# start of Extracted entries

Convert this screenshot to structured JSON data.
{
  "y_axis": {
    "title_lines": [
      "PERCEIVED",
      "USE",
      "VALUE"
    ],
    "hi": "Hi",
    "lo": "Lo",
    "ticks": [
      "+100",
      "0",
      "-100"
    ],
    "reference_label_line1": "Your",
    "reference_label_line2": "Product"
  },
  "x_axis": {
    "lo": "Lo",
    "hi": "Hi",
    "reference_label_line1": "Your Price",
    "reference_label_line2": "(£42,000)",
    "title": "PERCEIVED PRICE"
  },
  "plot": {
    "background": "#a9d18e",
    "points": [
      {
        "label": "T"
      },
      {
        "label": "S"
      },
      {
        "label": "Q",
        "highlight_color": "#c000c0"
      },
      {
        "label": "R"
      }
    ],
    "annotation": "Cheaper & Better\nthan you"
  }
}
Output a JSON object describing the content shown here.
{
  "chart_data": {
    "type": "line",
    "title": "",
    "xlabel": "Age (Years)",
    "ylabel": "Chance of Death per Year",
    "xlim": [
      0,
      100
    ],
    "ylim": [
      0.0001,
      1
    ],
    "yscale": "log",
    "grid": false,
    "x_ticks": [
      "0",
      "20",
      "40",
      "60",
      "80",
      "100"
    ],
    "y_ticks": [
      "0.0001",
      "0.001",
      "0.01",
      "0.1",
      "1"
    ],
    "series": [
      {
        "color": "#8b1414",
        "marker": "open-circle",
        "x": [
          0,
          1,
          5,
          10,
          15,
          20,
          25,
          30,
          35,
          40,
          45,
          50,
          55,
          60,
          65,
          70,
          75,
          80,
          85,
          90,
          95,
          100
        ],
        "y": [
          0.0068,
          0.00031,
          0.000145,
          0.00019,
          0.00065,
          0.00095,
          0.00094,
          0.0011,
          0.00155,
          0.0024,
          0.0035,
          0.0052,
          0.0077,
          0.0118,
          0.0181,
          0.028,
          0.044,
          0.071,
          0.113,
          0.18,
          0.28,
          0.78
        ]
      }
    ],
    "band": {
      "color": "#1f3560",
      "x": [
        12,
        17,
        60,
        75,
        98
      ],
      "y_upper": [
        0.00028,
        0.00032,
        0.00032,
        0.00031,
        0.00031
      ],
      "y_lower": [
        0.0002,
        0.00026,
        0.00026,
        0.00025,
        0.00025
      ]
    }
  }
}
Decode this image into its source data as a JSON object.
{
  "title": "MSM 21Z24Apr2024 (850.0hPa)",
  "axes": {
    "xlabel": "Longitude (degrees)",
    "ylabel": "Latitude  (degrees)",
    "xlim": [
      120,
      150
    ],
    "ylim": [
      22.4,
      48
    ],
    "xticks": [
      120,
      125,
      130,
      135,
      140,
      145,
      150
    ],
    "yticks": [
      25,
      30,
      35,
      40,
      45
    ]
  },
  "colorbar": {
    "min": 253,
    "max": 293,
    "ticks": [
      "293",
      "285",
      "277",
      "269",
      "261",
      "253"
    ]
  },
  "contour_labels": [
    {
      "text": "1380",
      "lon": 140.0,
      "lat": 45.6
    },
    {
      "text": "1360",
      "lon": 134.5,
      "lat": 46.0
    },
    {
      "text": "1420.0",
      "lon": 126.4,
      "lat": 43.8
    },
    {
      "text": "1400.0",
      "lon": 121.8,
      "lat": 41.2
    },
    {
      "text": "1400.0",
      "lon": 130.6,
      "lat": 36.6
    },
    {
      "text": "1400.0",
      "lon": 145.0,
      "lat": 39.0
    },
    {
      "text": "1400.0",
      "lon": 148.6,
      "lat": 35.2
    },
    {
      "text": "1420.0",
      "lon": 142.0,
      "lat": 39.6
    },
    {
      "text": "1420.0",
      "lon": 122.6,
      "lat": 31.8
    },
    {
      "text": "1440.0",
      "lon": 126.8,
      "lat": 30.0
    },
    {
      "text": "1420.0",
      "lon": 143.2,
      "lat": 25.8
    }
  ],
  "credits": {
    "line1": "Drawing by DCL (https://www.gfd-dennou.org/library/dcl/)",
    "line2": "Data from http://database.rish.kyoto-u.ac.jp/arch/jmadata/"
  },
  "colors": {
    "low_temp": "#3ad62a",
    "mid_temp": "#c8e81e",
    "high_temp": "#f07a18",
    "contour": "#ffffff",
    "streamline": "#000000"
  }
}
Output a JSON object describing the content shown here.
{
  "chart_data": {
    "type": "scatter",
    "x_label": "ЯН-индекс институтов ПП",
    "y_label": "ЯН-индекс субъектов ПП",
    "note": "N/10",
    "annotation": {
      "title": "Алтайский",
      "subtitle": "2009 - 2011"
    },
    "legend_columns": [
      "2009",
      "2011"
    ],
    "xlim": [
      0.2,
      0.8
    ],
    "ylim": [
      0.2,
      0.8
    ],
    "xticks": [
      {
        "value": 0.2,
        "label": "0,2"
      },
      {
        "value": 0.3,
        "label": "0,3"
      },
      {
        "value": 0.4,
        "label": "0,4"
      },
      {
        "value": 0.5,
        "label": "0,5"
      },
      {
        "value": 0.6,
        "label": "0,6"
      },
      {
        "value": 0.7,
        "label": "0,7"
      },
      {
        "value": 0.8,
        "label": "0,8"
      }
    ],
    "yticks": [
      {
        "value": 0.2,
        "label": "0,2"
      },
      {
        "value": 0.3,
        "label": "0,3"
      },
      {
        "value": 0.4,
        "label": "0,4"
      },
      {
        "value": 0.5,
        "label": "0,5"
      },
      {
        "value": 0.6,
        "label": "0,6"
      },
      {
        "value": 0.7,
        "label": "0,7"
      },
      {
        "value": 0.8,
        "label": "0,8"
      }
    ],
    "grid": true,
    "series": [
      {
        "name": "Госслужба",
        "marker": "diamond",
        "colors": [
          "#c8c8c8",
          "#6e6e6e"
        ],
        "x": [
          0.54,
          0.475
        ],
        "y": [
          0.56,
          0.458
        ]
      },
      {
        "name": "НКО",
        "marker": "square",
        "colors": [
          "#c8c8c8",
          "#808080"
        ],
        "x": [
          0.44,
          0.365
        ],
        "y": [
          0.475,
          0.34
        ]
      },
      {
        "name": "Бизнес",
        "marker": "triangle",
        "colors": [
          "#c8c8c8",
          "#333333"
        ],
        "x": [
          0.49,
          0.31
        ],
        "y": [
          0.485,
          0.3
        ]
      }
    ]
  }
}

# end of Extracted entries

→ Problem
Extract all of the data above without altering anything.

→ Response to this exercise
Convert this screenshot to structured JSON data.
{
  "y_axis": {
    "title_lines": [
      "PERCEIVED",
      "USE",
      "VALUE"
    ],
    "hi": "Hi",
    "lo": "Lo",
    "ticks": [
      "+100",
      "0",
      "-100"
    ],
    "reference_label_line1": "Your",
    "reference_label_line2": "Product"
  },
  "x_axis": {
    "lo": "Lo",
    "hi": "Hi",
    "reference_label_line1": "Your Price",
    "reference_label_line2": "(£42,000)",
    "title": "PERCEIVED PRICE"
  },
  "plot": {
    "background": "#a9d18e",
    "points": [
      {
        "label": "T"
      },
      {
        "label": "S"
      },
      {
        "label": "Q",
        "highlight_color": "#c000c0"
      },
      {
        "label": "R"
      }
    ],
    "annotation": "Cheaper & Better\nthan you"
  }
}
Output a JSON object describing the content shown here.
{
  "chart_data": {
    "type": "line",
    "title": "",
    "xlabel": "Age (Years)",
    "ylabel": "Chance of Death per Year",
    "xlim": [
      0,
      100
    ],
    "ylim": [
      0.0001,
      1
    ],
    "yscale": "log",
    "grid": false,
    "x_ticks": [
      "0",
      "20",
      "40",
      "60",
      "80",
      "100"
    ],
    "y_ticks": [
      "0.0001",
      "0.001",
      "0.01",
      "0.1",
      "1"
    ],
    "series": [
      {
        "color": "#8b1414",
        "marker": "open-circle",
        "x": [
          0,
          1,
          5,
          10,
          15,
          20,
          25,
          30,
          35,
          40,
          45,
          50,
          55,
          60,
          65,
          70,
          75,
          80,
          85,
          90,
          95,
          100
        ],
        "y": [
          0.0068,
          0.00031,
          0.000145,
          0.00019,
          0.00065,
          0.00095,
          0.00094,
          0.0011,
          0.00155,
          0.0024,
          0.0035,
          0.0052,
          0.0077,
          0.0118,
          0.0181,
          0.028,
          0.044,
          0.071,
          0.113,
          0.18,
          0.28,
          0.78
        ]
      }
    ],
    "band": {
      "color": "#1f3560",
      "x": [
        12,
        17,
        60,
        75,
        98
      ],
      "y_upper": [
        0.00028,
        0.00032,
        0.00032,
        0.00031,
        0.00031
      ],
      "y_lower": [
        0.0002,
        0.00026,
        0.00026,
        0.00025,
        0.00025
      ]
    }
  }
}
Decode this image into its source data as a JSON object.
{
  "title": "MSM 21Z24Apr2024 (850.0hPa)",
  "axes": {
    "xlabel": "Longitude (degrees)",
    "ylabel": "Latitude  (degrees)",
    "xlim": [
      120,
      150
    ],
    "ylim": [
      22.4,
      48
    ],
    "xticks": [
      120,
      125,
      130,
      135,
      140,
      145,
      150
    ],
    "yticks": [
      25,
      30,
      35,
      40,
      45
    ]
  },
  "colorbar": {
    "min": 253,
    "max": 293,
    "ticks": [
      "293",
      "285",
      "277",
      "269",
      "261",
      "253"
    ]
  },
  "contour_labels": [
    {
      "text": "1380",
      "lon": 140.0,
      "lat": 45.6
    },
    {
      "text": "1360",
      "lon": 134.5,
      "lat": 46.0
    },
    {
      "text": "1420.0",
      "lon": 126.4,
      "lat": 43.8
    },
    {
      "text": "1400.0",
      "lon": 121.8,
      "lat": 41.2
    },
    {
      "text": "1400.0",
      "lon": 130.6,
      "lat": 36.6
    },
    {
      "text": "1400.0",
      "lon": 145.0,
      "lat": 39.0
    },
    {
      "text": "1400.0",
      "lon": 148.6,
      "lat": 35.2
    },
    {
      "text": "1420.0",
      "lon": 142.0,
      "lat": 39.6
    },
    {
      "text": "1420.0",
      "lon": 122.6,
      "lat": 31.8
    },
    {
      "text": "1440.0",
      "lon": 126.8,
      "lat": 30.0
    },
    {
      "text": "1420.0",
      "lon": 143.2,
      "lat": 25.8
    }
  ],
  "credits": {
    "line1": "Drawing by DCL (https://www.gfd-dennou.org/library/dcl/)",
    "line2": "Data from http://database.rish.kyoto-u.ac.jp/arch/jmadata/"
  },
  "colors": {
    "low_temp": "#3ad62a",
    "mid_temp": "#c8e81e",
    "high_temp": "#f07a18",
    "contour": "#ffffff",
    "streamline": "#000000"
  }
}
Output a JSON object describing the content shown here.
{
  "chart_data": {
    "type": "scatter",
    "x_label": "ЯН-индекс институтов ПП",
    "y_label": "ЯН-индекс субъектов ПП",
    "note": "N/10",
    "annotation": {
      "title": "Алтайский",
      "subtitle": "2009 - 2011"
    },
    "legend_columns": [
      "2009",
      "2011"
    ],
    "xlim": [
      0.2,
      0.8
    ],
    "ylim": [
      0.2,
      0.8
    ],
    "xticks": [
      {
        "value": 0.2,
        "label": "0,2"
      },
      {
        "value": 0.3,
        "label": "0,3"
      },
      {
        "value": 0.4,
        "label": "0,4"
      },
      {
        "value": 0.5,
        "label": "0,5"
      },
      {
        "value": 0.6,
        "label": "0,6"
      },
      {
        "value": 0.7,
        "label": "0,7"
      },
      {
        "value": 0.8,
        "label": "0,8"
      }
    ],
    "yticks": [
      {
        "value": 0.2,
        "label": "0,2"
      },
      {
        "value": 0.3,
        "label": "0,3"
      },
      {
        "value": 0.4,
        "label": "0,4"
      },
      {
        "value": 0.5,
        "label": "0,5"
      },
      {
        "value": 0.6,
        "label": "0,6"
      },
      {
        "value": 0.7,
        "label": "0,7"
      },
      {
        "value": 0.8,
        "label": "0,8"
      }
    ],
    "grid": true,
    "series": [
      {
        "name": "Госслужба",
        "marker": "diamond",
        "colors": [
          "#c8c8c8",
          "#6e6e6e"
        ],
        "x": [
          0.54,
          0.475
        ],
        "y": [
          0.56,
          0.458
        ]
      },
      {
        "name": "НКО",
        "marker": "square",
        "colors": [
          "#c8c8c8",
          "#808080"
        ],
        "x": [
          0.44,
          0.365
        ],
        "y": [
          0.475,
          0.34
        ]
      },
      {
        "name": "Бизнес",
        "marker": "triangle",
        "colors": [
          "#c8c8c8",
          "#333333"
        ],
        "x": [
          0.49,
          0.31
        ],
        "y": [
          0.485,
          0.3
        ]
      }
    ]
  }
}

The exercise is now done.